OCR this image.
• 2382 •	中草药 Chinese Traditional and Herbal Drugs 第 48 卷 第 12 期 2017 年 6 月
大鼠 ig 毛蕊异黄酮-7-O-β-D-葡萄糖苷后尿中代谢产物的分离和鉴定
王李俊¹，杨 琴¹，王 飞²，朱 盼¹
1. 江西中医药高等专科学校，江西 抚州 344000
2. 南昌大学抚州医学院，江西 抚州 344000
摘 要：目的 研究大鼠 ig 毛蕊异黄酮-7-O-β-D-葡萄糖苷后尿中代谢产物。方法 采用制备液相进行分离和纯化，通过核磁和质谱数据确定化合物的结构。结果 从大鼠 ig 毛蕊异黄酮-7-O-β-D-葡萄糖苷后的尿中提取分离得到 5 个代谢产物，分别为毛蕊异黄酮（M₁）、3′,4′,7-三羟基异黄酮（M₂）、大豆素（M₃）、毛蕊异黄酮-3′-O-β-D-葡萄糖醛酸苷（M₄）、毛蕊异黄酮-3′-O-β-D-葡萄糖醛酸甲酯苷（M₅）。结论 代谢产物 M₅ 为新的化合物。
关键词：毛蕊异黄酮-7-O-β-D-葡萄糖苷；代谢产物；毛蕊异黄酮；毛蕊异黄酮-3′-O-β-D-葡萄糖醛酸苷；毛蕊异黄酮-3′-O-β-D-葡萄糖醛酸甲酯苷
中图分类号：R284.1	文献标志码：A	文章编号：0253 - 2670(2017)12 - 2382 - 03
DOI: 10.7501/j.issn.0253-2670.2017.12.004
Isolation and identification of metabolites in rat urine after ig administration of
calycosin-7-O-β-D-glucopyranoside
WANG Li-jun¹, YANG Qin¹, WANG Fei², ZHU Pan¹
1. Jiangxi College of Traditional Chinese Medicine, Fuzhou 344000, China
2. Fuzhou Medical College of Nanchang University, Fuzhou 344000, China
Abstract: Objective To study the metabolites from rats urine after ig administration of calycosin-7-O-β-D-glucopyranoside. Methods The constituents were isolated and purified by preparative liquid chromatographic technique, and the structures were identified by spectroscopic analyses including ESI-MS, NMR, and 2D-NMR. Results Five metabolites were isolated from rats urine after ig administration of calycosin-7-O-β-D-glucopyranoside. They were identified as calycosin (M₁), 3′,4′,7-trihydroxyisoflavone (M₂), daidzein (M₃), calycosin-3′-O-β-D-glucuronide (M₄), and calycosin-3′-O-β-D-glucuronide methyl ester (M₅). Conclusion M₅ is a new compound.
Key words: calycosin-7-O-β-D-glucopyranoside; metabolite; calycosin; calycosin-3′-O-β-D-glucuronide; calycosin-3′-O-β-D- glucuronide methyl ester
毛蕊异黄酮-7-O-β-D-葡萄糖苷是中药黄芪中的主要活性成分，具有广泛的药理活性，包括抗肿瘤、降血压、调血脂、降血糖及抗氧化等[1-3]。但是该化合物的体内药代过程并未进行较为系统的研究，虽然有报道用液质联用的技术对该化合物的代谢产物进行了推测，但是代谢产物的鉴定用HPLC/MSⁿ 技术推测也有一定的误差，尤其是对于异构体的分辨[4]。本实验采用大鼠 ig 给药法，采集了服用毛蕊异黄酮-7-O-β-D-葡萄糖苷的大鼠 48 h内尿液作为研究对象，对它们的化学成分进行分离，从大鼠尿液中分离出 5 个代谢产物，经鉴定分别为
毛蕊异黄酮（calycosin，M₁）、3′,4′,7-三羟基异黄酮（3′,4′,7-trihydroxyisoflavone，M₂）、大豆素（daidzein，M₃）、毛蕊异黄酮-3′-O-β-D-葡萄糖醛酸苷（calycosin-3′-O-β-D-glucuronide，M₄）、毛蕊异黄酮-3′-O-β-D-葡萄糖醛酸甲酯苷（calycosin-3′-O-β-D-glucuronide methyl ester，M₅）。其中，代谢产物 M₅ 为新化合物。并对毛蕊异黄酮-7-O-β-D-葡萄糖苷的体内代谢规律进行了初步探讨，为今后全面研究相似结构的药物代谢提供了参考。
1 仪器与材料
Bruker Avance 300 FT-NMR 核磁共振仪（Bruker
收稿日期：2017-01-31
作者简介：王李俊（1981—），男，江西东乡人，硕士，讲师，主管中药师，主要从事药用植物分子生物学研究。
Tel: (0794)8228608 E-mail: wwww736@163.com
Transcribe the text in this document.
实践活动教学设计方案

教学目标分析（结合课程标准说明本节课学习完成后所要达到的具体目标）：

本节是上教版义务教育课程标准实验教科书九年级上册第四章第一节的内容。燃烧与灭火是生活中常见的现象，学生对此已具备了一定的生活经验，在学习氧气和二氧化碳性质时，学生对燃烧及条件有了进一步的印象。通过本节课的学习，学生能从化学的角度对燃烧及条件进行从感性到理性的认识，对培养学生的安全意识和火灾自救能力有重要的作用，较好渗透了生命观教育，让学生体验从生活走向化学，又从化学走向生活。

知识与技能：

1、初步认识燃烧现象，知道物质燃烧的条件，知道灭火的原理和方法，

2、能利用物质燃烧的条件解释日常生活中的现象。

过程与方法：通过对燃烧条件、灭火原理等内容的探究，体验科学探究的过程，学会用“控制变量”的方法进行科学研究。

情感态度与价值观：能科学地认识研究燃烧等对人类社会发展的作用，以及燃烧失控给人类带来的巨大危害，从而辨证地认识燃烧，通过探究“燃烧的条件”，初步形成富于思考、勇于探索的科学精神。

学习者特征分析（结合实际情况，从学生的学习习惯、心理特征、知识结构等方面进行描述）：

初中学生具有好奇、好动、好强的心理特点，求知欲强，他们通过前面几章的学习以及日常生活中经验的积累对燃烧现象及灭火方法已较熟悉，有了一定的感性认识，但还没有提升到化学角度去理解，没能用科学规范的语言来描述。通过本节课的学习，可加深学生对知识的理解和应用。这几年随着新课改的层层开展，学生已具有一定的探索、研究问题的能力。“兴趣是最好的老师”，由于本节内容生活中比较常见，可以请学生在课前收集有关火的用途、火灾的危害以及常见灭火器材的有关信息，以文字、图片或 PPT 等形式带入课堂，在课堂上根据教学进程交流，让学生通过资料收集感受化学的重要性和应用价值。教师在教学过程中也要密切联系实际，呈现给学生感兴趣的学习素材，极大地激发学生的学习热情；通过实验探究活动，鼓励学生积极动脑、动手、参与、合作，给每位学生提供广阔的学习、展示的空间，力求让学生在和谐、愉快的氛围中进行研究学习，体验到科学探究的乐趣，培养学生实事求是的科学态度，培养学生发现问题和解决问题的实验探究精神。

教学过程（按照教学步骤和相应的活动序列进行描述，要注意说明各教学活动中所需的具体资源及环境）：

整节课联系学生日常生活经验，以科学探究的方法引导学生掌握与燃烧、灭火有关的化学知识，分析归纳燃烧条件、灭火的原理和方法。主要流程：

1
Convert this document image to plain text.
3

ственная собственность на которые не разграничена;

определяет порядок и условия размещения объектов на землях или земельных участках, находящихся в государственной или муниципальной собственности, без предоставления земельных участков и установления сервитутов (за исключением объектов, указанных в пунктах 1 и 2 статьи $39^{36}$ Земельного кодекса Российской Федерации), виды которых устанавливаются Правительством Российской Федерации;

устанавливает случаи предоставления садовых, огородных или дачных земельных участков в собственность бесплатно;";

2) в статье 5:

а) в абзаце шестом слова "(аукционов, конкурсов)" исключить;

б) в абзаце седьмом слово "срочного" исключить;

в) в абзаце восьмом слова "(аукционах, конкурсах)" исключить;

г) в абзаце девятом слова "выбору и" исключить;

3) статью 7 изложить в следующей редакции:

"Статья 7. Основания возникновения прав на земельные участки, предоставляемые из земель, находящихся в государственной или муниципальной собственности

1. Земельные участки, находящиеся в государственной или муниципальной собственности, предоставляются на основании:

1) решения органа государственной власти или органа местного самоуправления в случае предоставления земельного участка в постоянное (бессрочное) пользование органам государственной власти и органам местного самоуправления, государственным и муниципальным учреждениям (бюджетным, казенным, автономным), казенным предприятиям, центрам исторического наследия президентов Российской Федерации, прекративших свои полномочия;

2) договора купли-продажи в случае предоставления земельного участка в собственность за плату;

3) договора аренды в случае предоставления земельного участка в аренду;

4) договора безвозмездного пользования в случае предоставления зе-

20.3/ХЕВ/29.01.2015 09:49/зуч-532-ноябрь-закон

### GIVEN PROBLEM
From the data above, show each line that contains "находящихся".

### RESULT OF THE TASK
определяет порядок и условия размещения объектов на землях или земельных участках, находящихся в государственной или муниципальной собственности, без предоставления земельных участков и установления сервитутов (за исключением объектов, указанных в пунктах 1 и 2 статьи $39^{36}$ Земельного кодекса Российской Федерации), виды которых устанавливаются Правительством Российской Федерации;
"Статья 7. Основания возникновения прав на земельные участки, предоставляемые из земель, находящихся в государственной или муниципальной собственности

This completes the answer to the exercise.